___ KUTIPAN HALAMAN

TIDAK
ada sesuatu pun di dunia ini—termasuk agama—yang terlahir dalam keadaan
murni, tanpa asimilasi atau anasir campuran.
Baik di tingkat inti maupun
kulit luar, asimilasi atau campuran di antara dua entitas berbeda adalah
hal yang tak mungkin terelakkan alias lumrah belaka. Selanjutnya, asimilasi
atau campuran akan memunculkan sebuah genre, varietas, atau hibriditas baru
sebagai manifestasi dari manunggalnya dua entitas dimaksud.
Dalam konteks ini, Islam
Indonesia bukanlah perkecualian. Islam hadir di tengah konfigurasi sosial
budaya yang sudah sedemikian established selama ratusan, bahkan
ribuan tahun lamanya. Dari sinilah Islam menemukan jalan aksiologisnya guna
menerobos belantara adat-istiadat dan tradisi lokal yang sudah mengakar.
Syahdan, Islam kini dapat tempat
dalam konfigurasi sosial-budaya tersebut. Ia menjadi agama yang meresap ke
dalam relung dan denyut nadi kehidupan masyarakat luas. Bahkan ia menjadi
agama mayoritas bagi bangsa ini, melalui cara-cara yang subtil dan
evolusioner.
Ruang kosong
Dalam perspektif dialektika
sosial-budaya, ada sesuatu yang layak diapresiasi di sini. Bukan sebuah
kebetulan jika Islam berhasil memenangkan hati dan pikiran banyak orang.
Adalah budaya, jalan paling kontributif bagi kemenyatuan Islam dan pelbagai
anasir keindonesiaan, melalui mana Islam menemukan pijakan kukuh untuk
menjangkarkan seluruh dimensi normatifnya. Dari situ, lahirlah sebuah
varietas Islam yang relatif distingtif, unik, dan berbeda dari Islam di
belahan dunia lainnya; Ia adalah ”Islam-Indonesia”.

______
___ ENTRI HASIL EKSTRAKSI

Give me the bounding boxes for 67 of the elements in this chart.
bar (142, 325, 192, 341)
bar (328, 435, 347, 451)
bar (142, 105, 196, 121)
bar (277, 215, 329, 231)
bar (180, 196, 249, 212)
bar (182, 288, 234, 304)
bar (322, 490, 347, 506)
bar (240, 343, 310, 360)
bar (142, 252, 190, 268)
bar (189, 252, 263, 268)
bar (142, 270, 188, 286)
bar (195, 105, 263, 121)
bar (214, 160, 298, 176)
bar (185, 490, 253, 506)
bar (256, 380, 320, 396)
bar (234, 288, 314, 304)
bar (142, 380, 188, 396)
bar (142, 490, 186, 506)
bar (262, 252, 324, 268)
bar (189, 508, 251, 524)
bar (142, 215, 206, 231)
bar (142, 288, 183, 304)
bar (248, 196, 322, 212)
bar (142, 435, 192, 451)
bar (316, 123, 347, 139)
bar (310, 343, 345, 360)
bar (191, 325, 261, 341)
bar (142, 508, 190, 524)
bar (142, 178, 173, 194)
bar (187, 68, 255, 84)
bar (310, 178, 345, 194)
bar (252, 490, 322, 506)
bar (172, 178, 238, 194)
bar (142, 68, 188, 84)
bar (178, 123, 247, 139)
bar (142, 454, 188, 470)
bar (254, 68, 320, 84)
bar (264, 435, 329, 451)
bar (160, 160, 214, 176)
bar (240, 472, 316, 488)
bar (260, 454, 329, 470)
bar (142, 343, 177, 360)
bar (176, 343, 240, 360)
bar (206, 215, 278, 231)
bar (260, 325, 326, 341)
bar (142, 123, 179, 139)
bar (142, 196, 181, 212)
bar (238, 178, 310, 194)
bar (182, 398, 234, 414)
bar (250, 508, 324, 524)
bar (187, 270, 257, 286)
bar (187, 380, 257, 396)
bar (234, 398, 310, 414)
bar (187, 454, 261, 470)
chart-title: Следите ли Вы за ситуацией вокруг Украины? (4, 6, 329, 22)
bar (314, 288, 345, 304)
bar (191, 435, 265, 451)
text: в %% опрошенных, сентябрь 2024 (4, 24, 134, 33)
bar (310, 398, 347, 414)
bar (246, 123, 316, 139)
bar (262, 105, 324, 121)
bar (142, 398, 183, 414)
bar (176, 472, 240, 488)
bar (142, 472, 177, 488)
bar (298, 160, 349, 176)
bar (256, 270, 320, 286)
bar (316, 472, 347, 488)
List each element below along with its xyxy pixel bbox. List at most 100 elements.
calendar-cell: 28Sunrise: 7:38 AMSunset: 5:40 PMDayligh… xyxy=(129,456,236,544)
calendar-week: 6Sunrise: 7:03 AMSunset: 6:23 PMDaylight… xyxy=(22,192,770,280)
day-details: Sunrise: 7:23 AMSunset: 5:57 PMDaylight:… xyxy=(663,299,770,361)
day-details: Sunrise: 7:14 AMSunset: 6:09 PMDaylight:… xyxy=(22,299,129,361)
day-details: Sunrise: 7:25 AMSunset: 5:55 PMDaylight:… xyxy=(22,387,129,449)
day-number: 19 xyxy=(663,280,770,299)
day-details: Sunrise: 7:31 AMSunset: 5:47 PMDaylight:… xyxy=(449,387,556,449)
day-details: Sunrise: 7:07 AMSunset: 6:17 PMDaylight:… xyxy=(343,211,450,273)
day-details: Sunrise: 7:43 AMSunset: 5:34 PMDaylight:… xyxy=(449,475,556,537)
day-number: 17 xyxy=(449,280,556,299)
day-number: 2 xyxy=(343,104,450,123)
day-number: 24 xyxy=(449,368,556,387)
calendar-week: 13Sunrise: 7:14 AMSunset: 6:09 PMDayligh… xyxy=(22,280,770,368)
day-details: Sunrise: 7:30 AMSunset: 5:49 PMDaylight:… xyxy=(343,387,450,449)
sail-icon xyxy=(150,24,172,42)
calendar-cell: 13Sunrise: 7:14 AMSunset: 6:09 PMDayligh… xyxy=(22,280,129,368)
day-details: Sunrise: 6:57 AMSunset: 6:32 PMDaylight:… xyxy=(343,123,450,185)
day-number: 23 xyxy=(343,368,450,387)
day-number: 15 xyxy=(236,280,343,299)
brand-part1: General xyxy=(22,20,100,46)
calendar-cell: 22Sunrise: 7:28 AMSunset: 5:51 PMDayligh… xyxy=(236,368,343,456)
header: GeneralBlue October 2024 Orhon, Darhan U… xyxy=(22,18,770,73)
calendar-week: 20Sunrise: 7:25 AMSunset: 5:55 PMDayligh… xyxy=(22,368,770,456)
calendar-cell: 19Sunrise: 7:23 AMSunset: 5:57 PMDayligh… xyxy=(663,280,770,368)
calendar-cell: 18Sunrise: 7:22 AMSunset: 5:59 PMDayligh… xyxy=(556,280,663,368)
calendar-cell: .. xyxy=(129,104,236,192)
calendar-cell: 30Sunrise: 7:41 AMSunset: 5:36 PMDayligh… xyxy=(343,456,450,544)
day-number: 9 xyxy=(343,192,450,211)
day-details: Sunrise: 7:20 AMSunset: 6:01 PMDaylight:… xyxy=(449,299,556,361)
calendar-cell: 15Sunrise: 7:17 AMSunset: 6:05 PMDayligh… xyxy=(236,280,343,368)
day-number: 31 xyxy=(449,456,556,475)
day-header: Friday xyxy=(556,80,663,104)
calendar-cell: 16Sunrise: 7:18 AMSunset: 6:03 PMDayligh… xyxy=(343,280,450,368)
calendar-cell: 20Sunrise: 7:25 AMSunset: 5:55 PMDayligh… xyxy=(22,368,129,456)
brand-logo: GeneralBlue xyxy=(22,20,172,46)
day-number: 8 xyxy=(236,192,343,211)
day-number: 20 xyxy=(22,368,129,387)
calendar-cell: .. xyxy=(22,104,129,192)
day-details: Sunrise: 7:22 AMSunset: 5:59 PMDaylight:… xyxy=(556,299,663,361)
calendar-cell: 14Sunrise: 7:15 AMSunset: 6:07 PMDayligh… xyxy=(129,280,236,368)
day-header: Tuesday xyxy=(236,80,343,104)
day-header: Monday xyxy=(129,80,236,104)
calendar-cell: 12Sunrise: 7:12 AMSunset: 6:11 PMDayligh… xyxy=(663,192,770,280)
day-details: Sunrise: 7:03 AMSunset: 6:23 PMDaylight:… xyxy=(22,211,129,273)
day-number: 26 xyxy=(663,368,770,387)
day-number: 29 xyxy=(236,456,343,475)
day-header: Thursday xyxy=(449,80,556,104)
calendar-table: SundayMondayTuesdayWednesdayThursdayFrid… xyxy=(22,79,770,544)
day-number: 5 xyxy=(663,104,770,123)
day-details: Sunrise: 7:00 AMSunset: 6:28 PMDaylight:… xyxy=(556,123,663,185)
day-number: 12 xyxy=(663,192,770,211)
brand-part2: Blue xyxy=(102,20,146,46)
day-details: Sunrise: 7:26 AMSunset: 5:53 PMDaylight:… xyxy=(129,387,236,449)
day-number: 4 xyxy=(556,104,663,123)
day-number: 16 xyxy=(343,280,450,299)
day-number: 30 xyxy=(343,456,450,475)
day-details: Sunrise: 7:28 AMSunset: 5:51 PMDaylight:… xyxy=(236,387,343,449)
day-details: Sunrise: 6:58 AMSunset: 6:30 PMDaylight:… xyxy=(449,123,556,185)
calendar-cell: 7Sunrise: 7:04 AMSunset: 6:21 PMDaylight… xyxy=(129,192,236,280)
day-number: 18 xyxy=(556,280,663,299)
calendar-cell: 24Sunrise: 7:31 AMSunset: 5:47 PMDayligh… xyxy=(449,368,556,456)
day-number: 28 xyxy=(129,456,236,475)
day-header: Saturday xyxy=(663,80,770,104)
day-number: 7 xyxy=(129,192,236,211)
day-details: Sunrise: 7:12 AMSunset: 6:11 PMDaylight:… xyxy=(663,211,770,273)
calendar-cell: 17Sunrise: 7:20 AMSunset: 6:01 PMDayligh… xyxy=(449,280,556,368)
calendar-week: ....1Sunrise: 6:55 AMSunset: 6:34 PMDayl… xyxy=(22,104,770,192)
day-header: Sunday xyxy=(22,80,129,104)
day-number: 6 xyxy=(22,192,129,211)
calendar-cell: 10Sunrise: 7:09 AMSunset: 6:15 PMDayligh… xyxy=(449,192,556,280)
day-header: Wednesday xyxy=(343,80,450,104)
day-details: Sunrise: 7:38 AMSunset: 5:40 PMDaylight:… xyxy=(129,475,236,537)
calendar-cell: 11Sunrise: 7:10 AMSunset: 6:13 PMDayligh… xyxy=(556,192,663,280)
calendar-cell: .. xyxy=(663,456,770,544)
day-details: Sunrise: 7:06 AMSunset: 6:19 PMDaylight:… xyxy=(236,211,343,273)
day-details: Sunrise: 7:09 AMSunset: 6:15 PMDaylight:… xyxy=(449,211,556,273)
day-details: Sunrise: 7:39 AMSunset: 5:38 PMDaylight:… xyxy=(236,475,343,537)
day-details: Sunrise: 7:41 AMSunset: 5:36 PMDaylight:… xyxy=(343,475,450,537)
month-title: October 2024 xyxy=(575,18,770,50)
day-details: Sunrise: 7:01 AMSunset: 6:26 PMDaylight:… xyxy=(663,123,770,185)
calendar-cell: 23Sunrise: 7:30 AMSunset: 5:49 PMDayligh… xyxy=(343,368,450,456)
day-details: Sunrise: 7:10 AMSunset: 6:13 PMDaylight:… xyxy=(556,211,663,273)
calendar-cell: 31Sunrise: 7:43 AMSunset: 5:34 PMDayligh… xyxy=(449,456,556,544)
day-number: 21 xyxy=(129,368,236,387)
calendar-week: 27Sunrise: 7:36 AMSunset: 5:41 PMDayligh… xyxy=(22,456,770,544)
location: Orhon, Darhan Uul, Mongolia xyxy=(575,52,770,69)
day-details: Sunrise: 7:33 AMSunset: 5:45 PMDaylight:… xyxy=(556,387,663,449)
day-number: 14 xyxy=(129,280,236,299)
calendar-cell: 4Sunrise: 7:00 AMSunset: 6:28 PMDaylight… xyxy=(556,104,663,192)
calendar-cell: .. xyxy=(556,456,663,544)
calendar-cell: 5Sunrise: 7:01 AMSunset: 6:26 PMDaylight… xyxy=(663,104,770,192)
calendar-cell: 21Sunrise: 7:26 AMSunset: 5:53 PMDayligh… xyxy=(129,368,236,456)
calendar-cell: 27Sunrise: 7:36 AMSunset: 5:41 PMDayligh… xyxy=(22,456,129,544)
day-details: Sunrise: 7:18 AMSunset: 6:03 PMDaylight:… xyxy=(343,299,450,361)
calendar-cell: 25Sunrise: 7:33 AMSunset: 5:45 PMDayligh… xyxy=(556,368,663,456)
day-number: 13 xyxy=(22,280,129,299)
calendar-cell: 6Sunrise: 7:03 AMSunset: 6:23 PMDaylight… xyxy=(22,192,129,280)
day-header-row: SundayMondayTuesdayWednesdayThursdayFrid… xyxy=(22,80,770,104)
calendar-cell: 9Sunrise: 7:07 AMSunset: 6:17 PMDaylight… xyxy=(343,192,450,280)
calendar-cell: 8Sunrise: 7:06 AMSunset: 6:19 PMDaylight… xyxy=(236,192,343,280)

______

> [RINCIAN TUGAS] Tulis ulang bagian kutipan halaman dari "Dalam konteks ini, Islam" sampai "yang sudah mengakar.", dan ganti "belantara" dengan "rimba".

> [JAWABAN TUGAS]
Dalam konteks ini, Islam
Indonesia bukanlah perkecualian. Islam hadir di tengah konfigurasi sosial
budaya yang sudah sedemikian established selama ratusan, bahkan
ribuan tahun lamanya. Dari sinilah Islam menemukan jalan aksiologisnya guna
menerobos rimba adat-istiadat dan tradisi lokal yang sudah mengakar.